EXERCISE DESCRIPTION:
Write out the material exactly, with the pictures left out.

+++ RECORDED DATA

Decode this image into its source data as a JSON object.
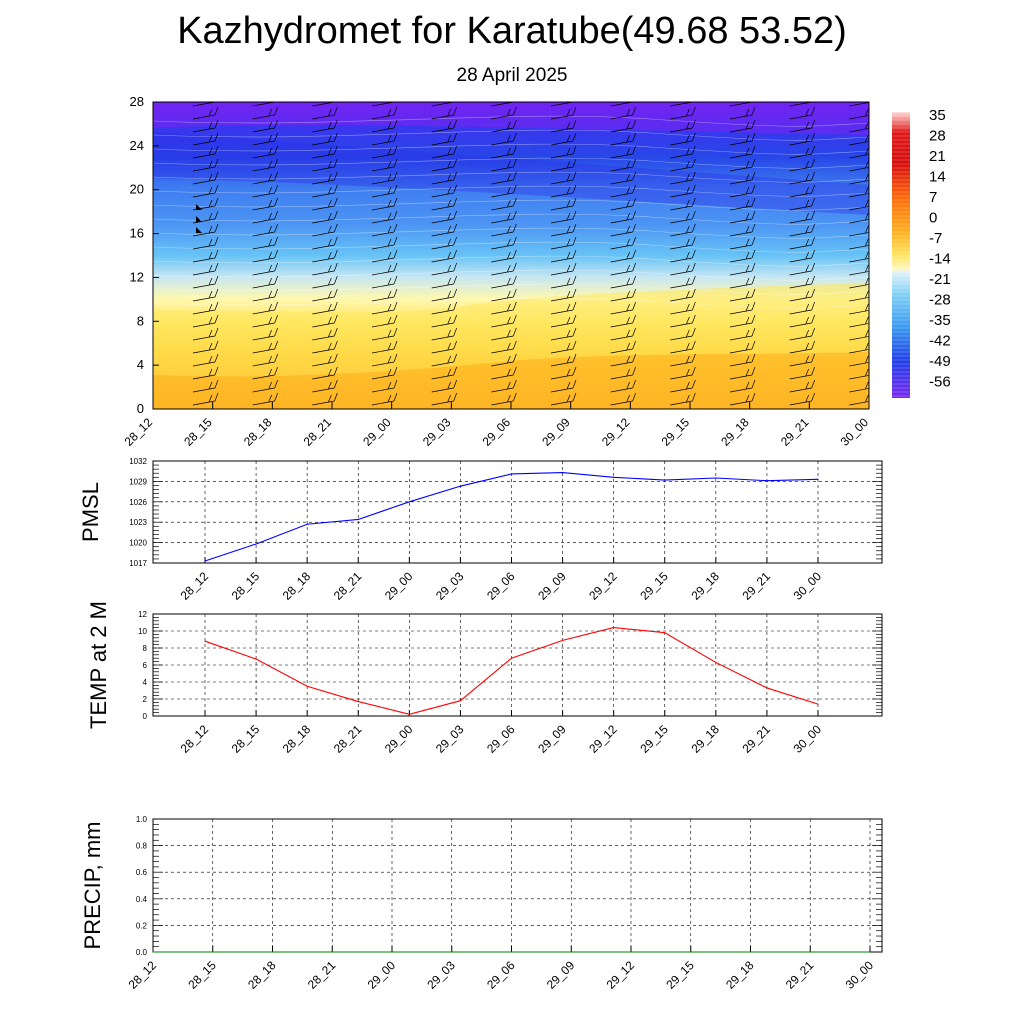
{
  "header": {
    "title": "Kazhydromet for Karatube(49.68 53.52)",
    "subtitle": "28 April 2025"
  },
  "chart_data": [
    {
      "type": "heatmap",
      "name": "cross-section",
      "x_tick_labels": [
        "28_12",
        "28_15",
        "28_18",
        "28_21",
        "29_00",
        "29_03",
        "29_06",
        "29_09",
        "29_12",
        "29_15",
        "29_18",
        "29_21",
        "30_00"
      ],
      "y_tick_labels": [
        "0",
        "4",
        "8",
        "12",
        "16",
        "20",
        "24",
        "28"
      ],
      "ylim": [
        0,
        28
      ],
      "colorbar_labels": [
        "35",
        "28",
        "21",
        "14",
        "7",
        "0",
        "-7",
        "-14",
        "-21",
        "-28",
        "-35",
        "-42",
        "-49",
        "-56"
      ],
      "colors": {
        "cold": "#7b22f0",
        "mid_blue": "#3b8ef0",
        "light": "#e6f3f8",
        "yellow": "#fff26e",
        "orange": "#ff8c0a",
        "red": "#d10d0d"
      }
    },
    {
      "type": "line",
      "name": "PMSL",
      "ylabel": "PMSL",
      "ylim": [
        1017,
        1032
      ],
      "y_ticks": [
        1017,
        1020,
        1023,
        1026,
        1029,
        1032
      ],
      "x_tick_labels": [
        "28_12",
        "28_15",
        "28_18",
        "28_21",
        "29_00",
        "29_03",
        "29_06",
        "29_09",
        "29_12",
        "29_15",
        "29_18",
        "29_21",
        "30_00"
      ],
      "series": [
        {
          "values": [
            1017.3,
            1019.8,
            1022.7,
            1023.4,
            1026.0,
            1028.3,
            1030.1,
            1030.3,
            1029.6,
            1029.2,
            1029.5,
            1029.1,
            1029.3
          ],
          "color": "#0000ff"
        }
      ],
      "grid": true
    },
    {
      "type": "line",
      "name": "TEMP",
      "ylabel": "TEMP at 2 M",
      "ylim": [
        0,
        12
      ],
      "y_ticks": [
        0,
        2,
        4,
        6,
        8,
        10,
        12
      ],
      "x_tick_labels": [
        "28_12",
        "28_15",
        "28_18",
        "28_21",
        "29_00",
        "29_03",
        "29_06",
        "29_09",
        "29_12",
        "29_15",
        "29_18",
        "29_21",
        "30_00"
      ],
      "series": [
        {
          "values": [
            8.8,
            6.7,
            3.5,
            1.7,
            0.2,
            1.8,
            6.8,
            8.9,
            10.4,
            9.8,
            6.3,
            3.3,
            1.4
          ],
          "color": "#ff0000"
        }
      ],
      "grid": true
    },
    {
      "type": "line",
      "name": "PRECIP",
      "ylabel": "PRECIP, mm",
      "ylim": [
        0,
        1.0
      ],
      "y_ticks": [
        "0.0",
        "0.2",
        "0.4",
        "0.6",
        "0.8",
        "1.0"
      ],
      "x_tick_labels": [
        "28_12",
        "28_15",
        "28_18",
        "28_21",
        "29_00",
        "29_03",
        "29_06",
        "29_09",
        "29_12",
        "29_15",
        "29_18",
        "29_21",
        "30_00"
      ],
      "series": [
        {
          "values": [
            0,
            0,
            0,
            0,
            0,
            0,
            0,
            0,
            0,
            0,
            0,
            0,
            0
          ],
          "color": "#008000"
        }
      ],
      "grid": true
    }
  ]
}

++++++

EXERCISE OUTPUT:
Decode this image into its source data as a JSON object.
{
  "header": {
    "title": "Kazhydromet for Karatube(49.68 53.52)",
    "subtitle": "28 April 2025"
  },
  "chart_data": [
    {
      "type": "heatmap",
      "name": "cross-section",
      "x_tick_labels": [
        "28_12",
        "28_15",
        "28_18",
        "28_21",
        "29_00",
        "29_03",
        "29_06",
        "29_09",
        "29_12",
        "29_15",
        "29_18",
        "29_21",
        "30_00"
      ],
      "y_tick_labels": [
        "0",
        "4",
        "8",
        "12",
        "16",
        "20",
        "24",
        "28"
      ],
      "ylim": [
        0,
        28
      ],
      "colorbar_labels": [
        "35",
        "28",
        "21",
        "14",
        "7",
        "0",
        "-7",
        "-14",
        "-21",
        "-28",
        "-35",
        "-42",
        "-49",
        "-56"
      ],
      "colors": {
        "cold": "#7b22f0",
        "mid_blue": "#3b8ef0",
        "light": "#e6f3f8",
        "yellow": "#fff26e",
        "orange": "#ff8c0a",
        "red": "#d10d0d"
      }
    },
    {
      "type": "line",
      "name": "PMSL",
      "ylabel": "PMSL",
      "ylim": [
        1017,
        1032
      ],
      "y_ticks": [
        1017,
        1020,
        1023,
        1026,
        1029,
        1032
      ],
      "x_tick_labels": [
        "28_12",
        "28_15",
        "28_18",
        "28_21",
        "29_00",
        "29_03",
        "29_06",
        "29_09",
        "29_12",
        "29_15",
        "29_18",
        "29_21",
        "30_00"
      ],
      "series": [
        {
          "values": [
            1017.3,
            1019.8,
            1022.7,
            1023.4,
            1026.0,
            1028.3,
            1030.1,
            1030.3,
            1029.6,
            1029.2,
            1029.5,
            1029.1,
            1029.3
          ],
          "color": "#0000ff"
        }
      ],
      "grid": true
    },
    {
      "type": "line",
      "name": "TEMP",
      "ylabel": "TEMP at 2 M",
      "ylim": [
        0,
        12
      ],
      "y_ticks": [
        0,
        2,
        4,
        6,
        8,
        10,
        12
      ],
      "x_tick_labels": [
        "28_12",
        "28_15",
        "28_18",
        "28_21",
        "29_00",
        "29_03",
        "29_06",
        "29_09",
        "29_12",
        "29_15",
        "29_18",
        "29_21",
        "30_00"
      ],
      "series": [
        {
          "values": [
            8.8,
            6.7,
            3.5,
            1.7,
            0.2,
            1.8,
            6.8,
            8.9,
            10.4,
            9.8,
            6.3,
            3.3,
            1.4
          ],
          "color": "#ff0000"
        }
      ],
      "grid": true
    },
    {
      "type": "line",
      "name": "PRECIP",
      "ylabel": "PRECIP, mm",
      "ylim": [
        0,
        1.0
      ],
      "y_ticks": [
        "0.0",
        "0.2",
        "0.4",
        "0.6",
        "0.8",
        "1.0"
      ],
      "x_tick_labels": [
        "28_12",
        "28_15",
        "28_18",
        "28_21",
        "29_00",
        "29_03",
        "29_06",
        "29_09",
        "29_12",
        "29_15",
        "29_18",
        "29_21",
        "30_00"
      ],
      "series": [
        {
          "values": [
            0,
            0,
            0,
            0,
            0,
            0,
            0,
            0,
            0,
            0,
            0,
            0,
            0
          ],
          "color": "#008000"
        }
      ],
      "grid": true
    }
  ]
}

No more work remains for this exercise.